== Description of the task ==
Every line below that mentions the word "this" should be copied out.

== Stored records ==
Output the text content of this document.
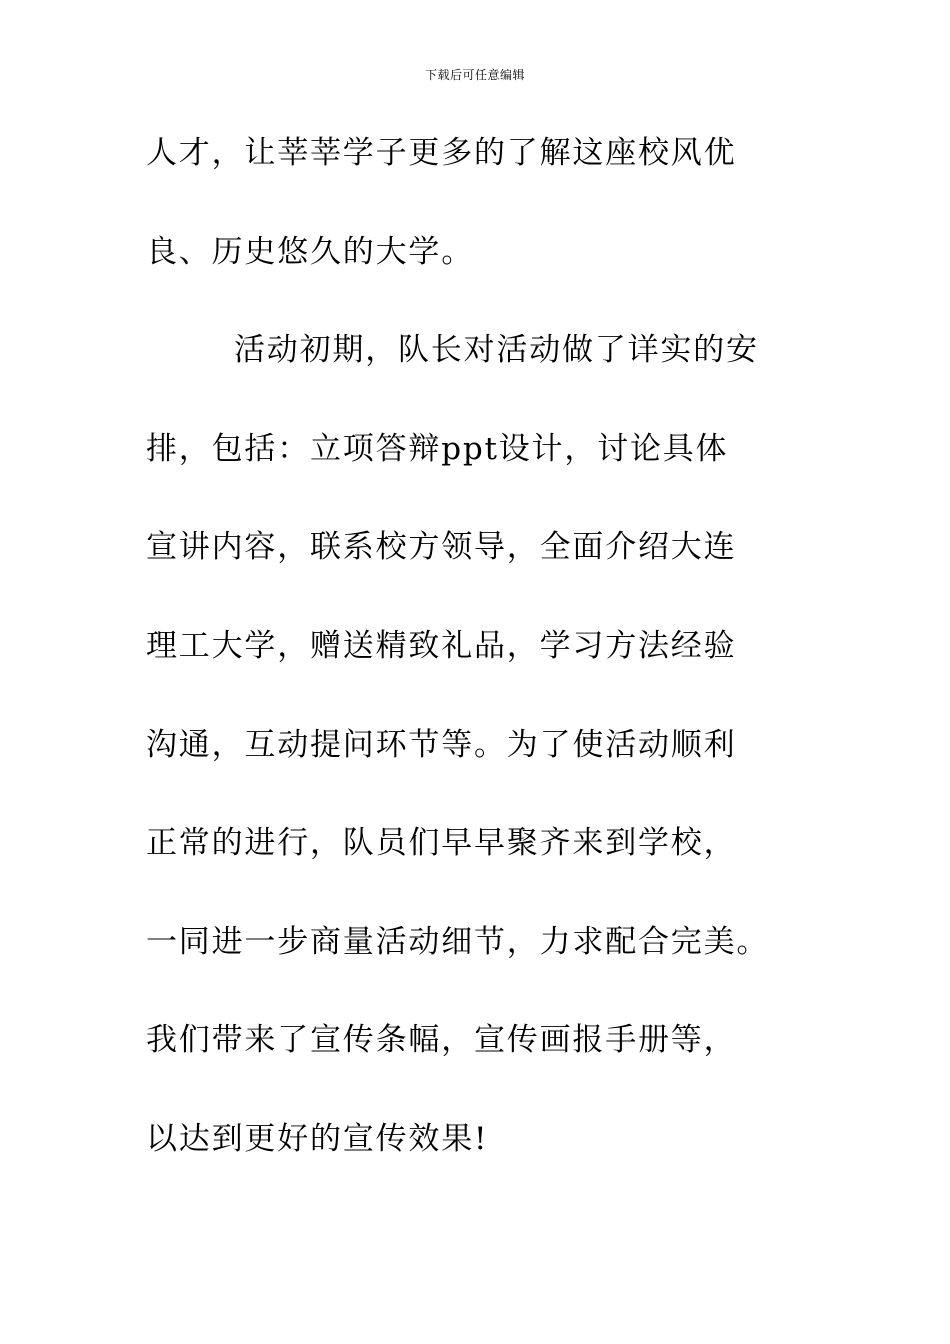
下载后可任意编辑
人才，让莘莘学子更多的了解这座校风优
良、历史悠久的大学。
活动初期，队长对活动做了详实的安
排，包括：立项答辩ppt设计，讨论具体
宣讲内容，联系校方领导，全面介绍大连
理工大学，赠送精致礼品，学习方法经验
沟通，互动提问环节等。为了使活动顺利
正常的进行，队员们早早聚齐来到学校，
一同进一步商量活动细节，力求配合完美。
我们带来了宣传条幅，宣传画报手册等，
以达到更好的宣传效果!
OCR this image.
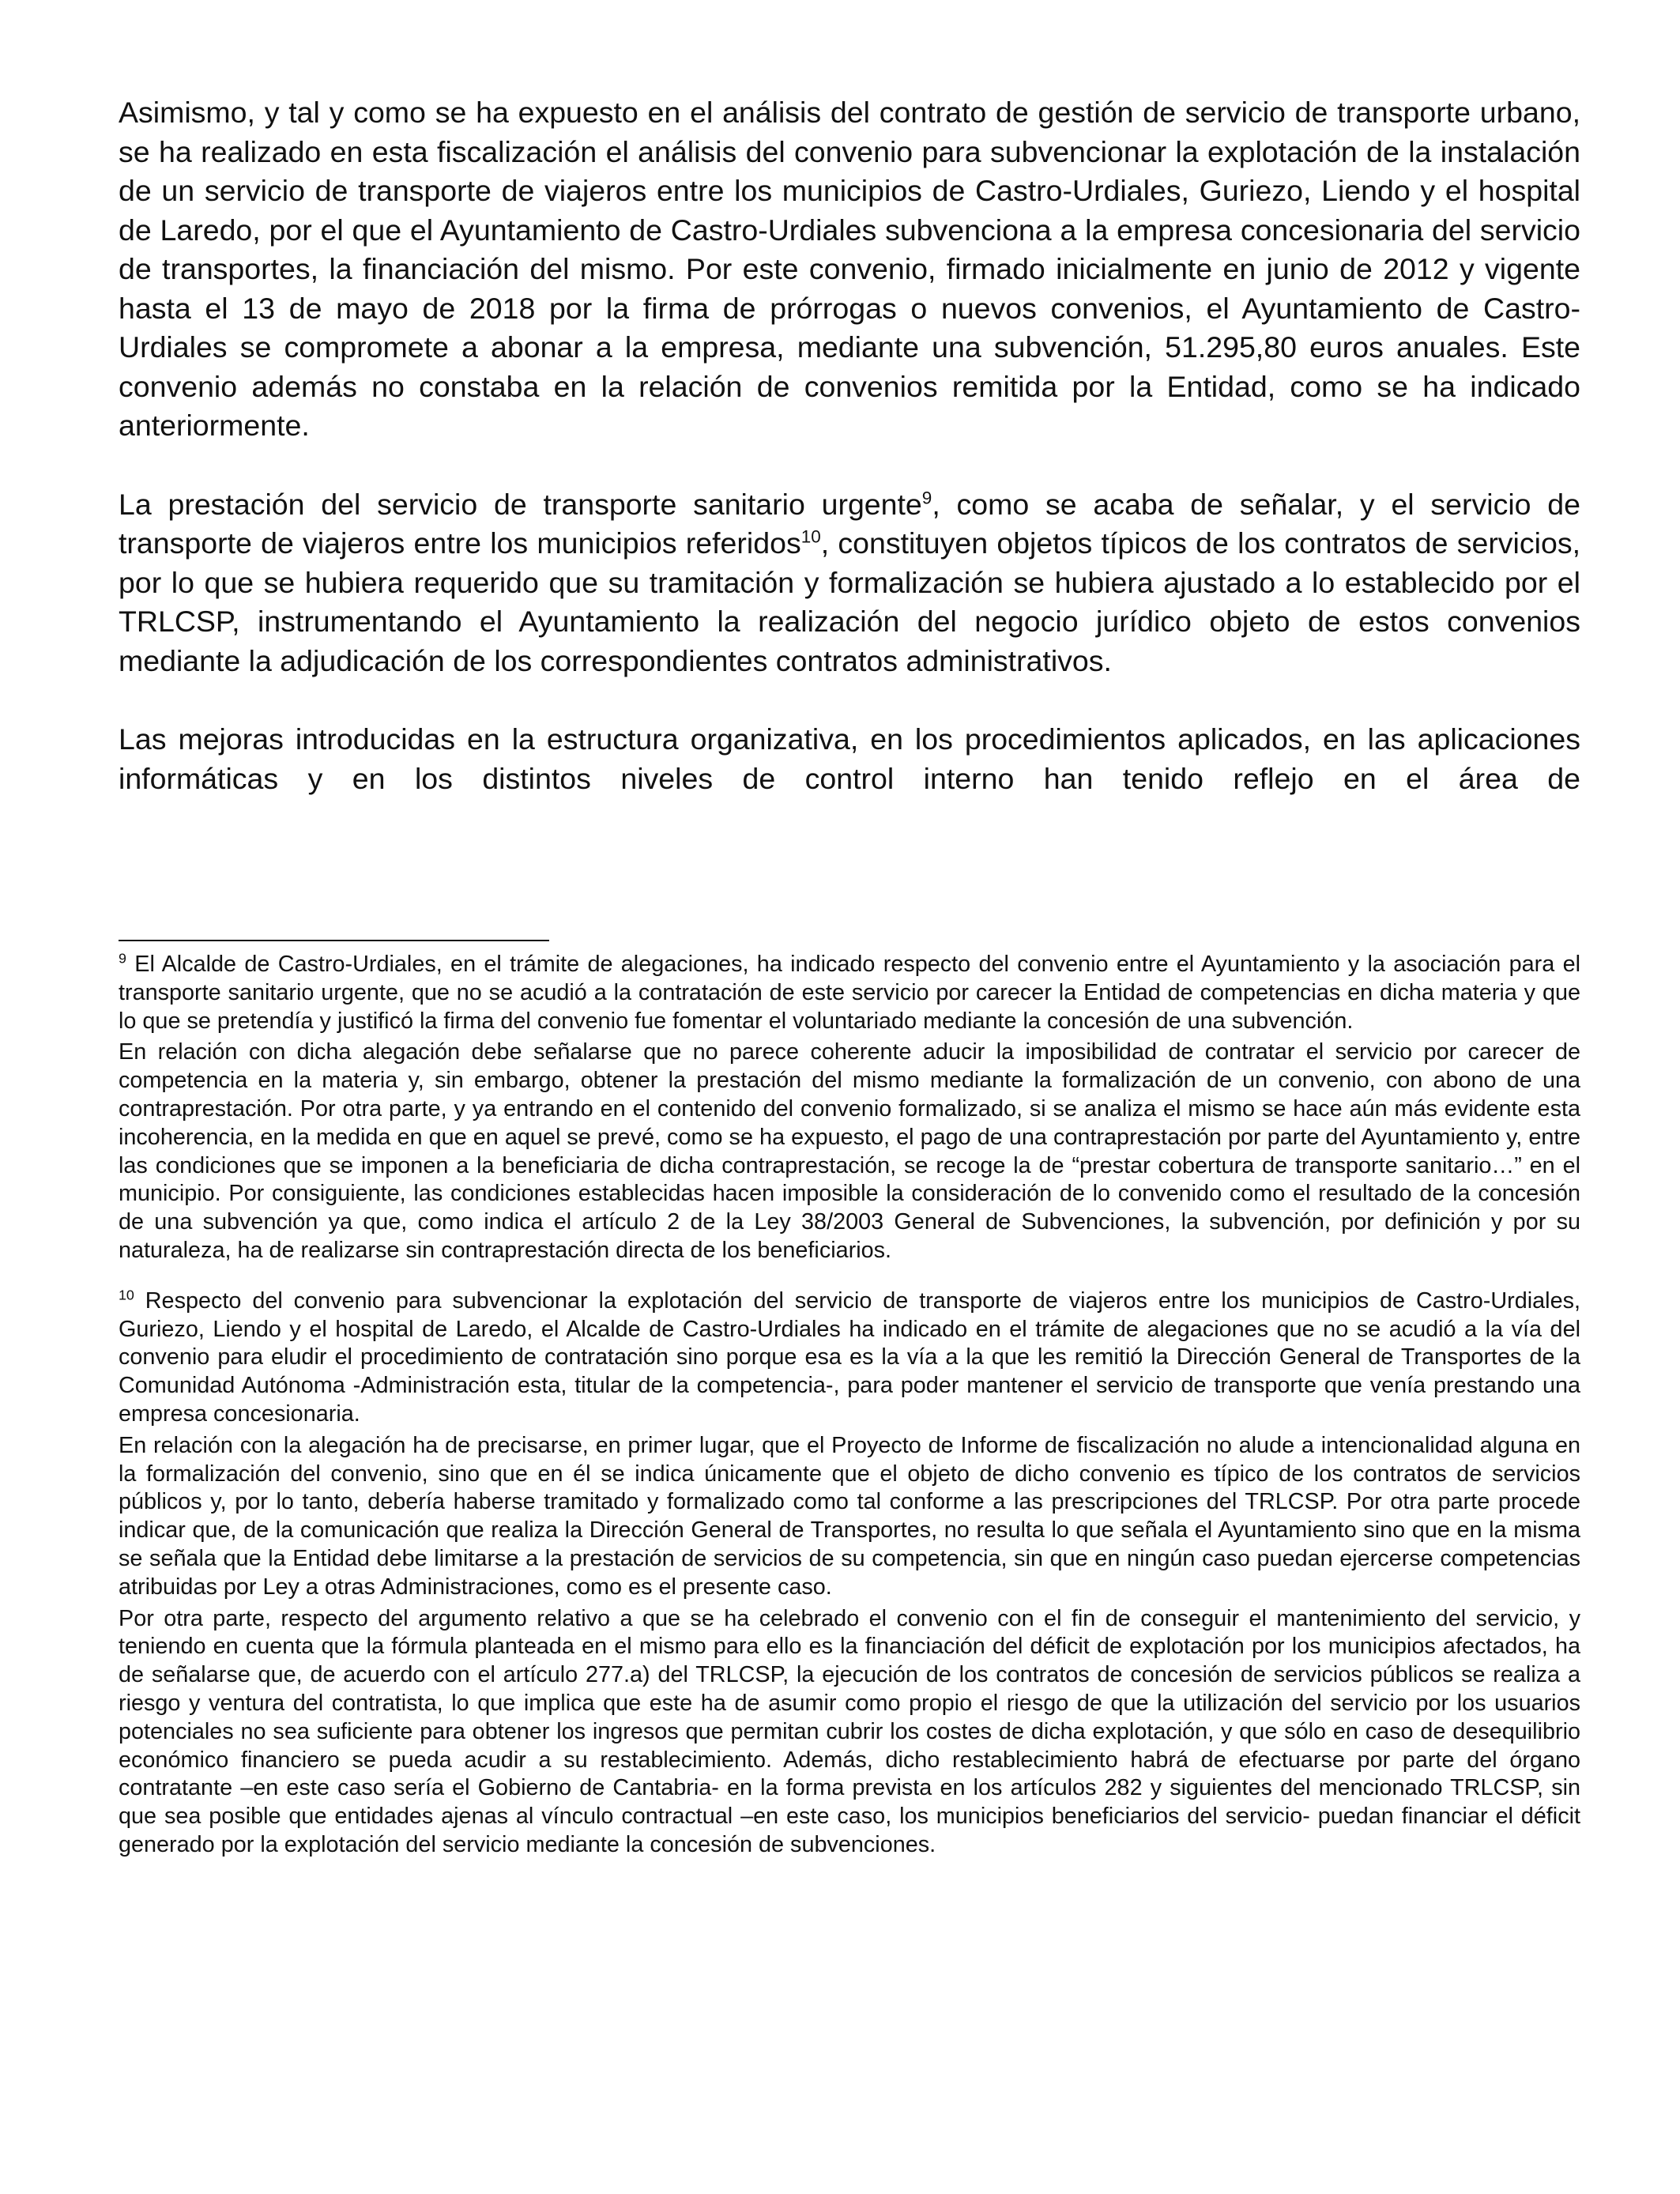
Asimismo, y tal y como se ha expuesto en el análisis del contrato de gestión de servicio de transporte urbano, se ha realizado en esta fiscalización el análisis del convenio para subvencionar la explotación de la instalación de un servicio de transporte de viajeros entre los municipios de Castro-Urdiales, Guriezo, Liendo y el hospital de Laredo, por el que el Ayuntamiento de Castro-Urdiales subvenciona a la empresa concesionaria del servicio de transportes, la financiación del mismo. Por este convenio, firmado inicialmente en junio de 2012 y vigente hasta el 13 de mayo de 2018 por la firma de prórrogas o nuevos convenios, el Ayuntamiento de Castro-Urdiales se compromete a abonar a la empresa, mediante una subvención, 51.295,80 euros anuales. Este convenio además no constaba en la relación de convenios remitida por la Entidad, como se ha indicado anteriormente.

La prestación del servicio de transporte sanitario urgente$^9$, como se acaba de señalar, y el servicio de transporte de viajeros entre los municipios referidos$^{10}$, constituyen objetos típicos de los contratos de servicios, por lo que se hubiera requerido que su tramitación y formalización se hubiera ajustado a lo establecido por el TRLCSP, instrumentando el Ayuntamiento la realización del negocio jurídico objeto de estos convenios mediante la adjudicación de los correspondientes contratos administrativos.

Las mejoras introducidas en la estructura organizativa, en los procedimientos aplicados, en las aplicaciones informáticas y en los distintos niveles de control interno han tenido reflejo en el área de

$^9$ El Alcalde de Castro-Urdiales, en el trámite de alegaciones, ha indicado respecto del convenio entre el Ayuntamiento y la asociación para el transporte sanitario urgente, que no se acudió a la contratación de este servicio por carecer la Entidad de competencias en dicha materia y que lo que se pretendía y justificó la firma del convenio fue fomentar el voluntariado mediante la concesión de una subvención.

En relación con dicha alegación debe señalarse que no parece coherente aducir la imposibilidad de contratar el servicio por carecer de competencia en la materia y, sin embargo, obtener la prestación del mismo mediante la formalización de un convenio, con abono de una contraprestación. Por otra parte, y ya entrando en el contenido del convenio formalizado, si se analiza el mismo se hace aún más evidente esta incoherencia, en la medida en que en aquel se prevé, como se ha expuesto, el pago de una contraprestación por parte del Ayuntamiento y, entre las condiciones que se imponen a la beneficiaria de dicha contraprestación, se recoge la de “prestar cobertura de transporte sanitario…” en el municipio. Por consiguiente, las condiciones establecidas hacen imposible la consideración de lo convenido como el resultado de la concesión de una subvención ya que, como indica el artículo 2 de la Ley 38/2003 General de Subvenciones, la subvención, por definición y por su naturaleza, ha de realizarse sin contraprestación directa de los beneficiarios.

$^{10}$ Respecto del convenio para subvencionar la explotación del servicio de transporte de viajeros entre los municipios de Castro-Urdiales, Guriezo, Liendo y el hospital de Laredo, el Alcalde de Castro-Urdiales ha indicado en el trámite de alegaciones que no se acudió a la vía del convenio para eludir el procedimiento de contratación sino porque esa es la vía a la que les remitió la Dirección General de Transportes de la Comunidad Autónoma -Administración esta, titular de la competencia-, para poder mantener el servicio de transporte que venía prestando una empresa concesionaria.

En relación con la alegación ha de precisarse, en primer lugar, que el Proyecto de Informe de fiscalización no alude a intencionalidad alguna en la formalización del convenio, sino que en él se indica únicamente que el objeto de dicho convenio es típico de los contratos de servicios públicos y, por lo tanto, debería haberse tramitado y formalizado como tal conforme a las prescripciones del TRLCSP. Por otra parte procede indicar que, de la comunicación que realiza la Dirección General de Transportes, no resulta lo que señala el Ayuntamiento sino que en la misma se señala que la Entidad debe limitarse a la prestación de servicios de su competencia, sin que en ningún caso puedan ejercerse competencias atribuidas por Ley a otras Administraciones, como es el presente caso.

Por otra parte, respecto del argumento relativo a que se ha celebrado el convenio con el fin de conseguir el mantenimiento del servicio, y teniendo en cuenta que la fórmula planteada en el mismo para ello es la financiación del déficit de explotación por los municipios afectados, ha de señalarse que, de acuerdo con el artículo 277.a) del TRLCSP, la ejecución de los contratos de concesión de servicios públicos se realiza a riesgo y ventura del contratista, lo que implica que este ha de asumir como propio el riesgo de que la utilización del servicio por los usuarios potenciales no sea suficiente para obtener los ingresos que permitan cubrir los costes de dicha explotación, y que sólo en caso de desequilibrio económico financiero se pueda acudir a su restablecimiento. Además, dicho restablecimiento habrá de efectuarse por parte del órgano contratante –en este caso sería el Gobierno de Cantabria- en la forma prevista en los artículos 282 y siguientes del mencionado TRLCSP, sin que sea posible que entidades ajenas al vínculo contractual –en este caso, los municipios beneficiarios del servicio- puedan financiar el déficit generado por la explotación del servicio mediante la concesión de subvenciones.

== Task answer ==
Output the text content of this document.
OCR this image.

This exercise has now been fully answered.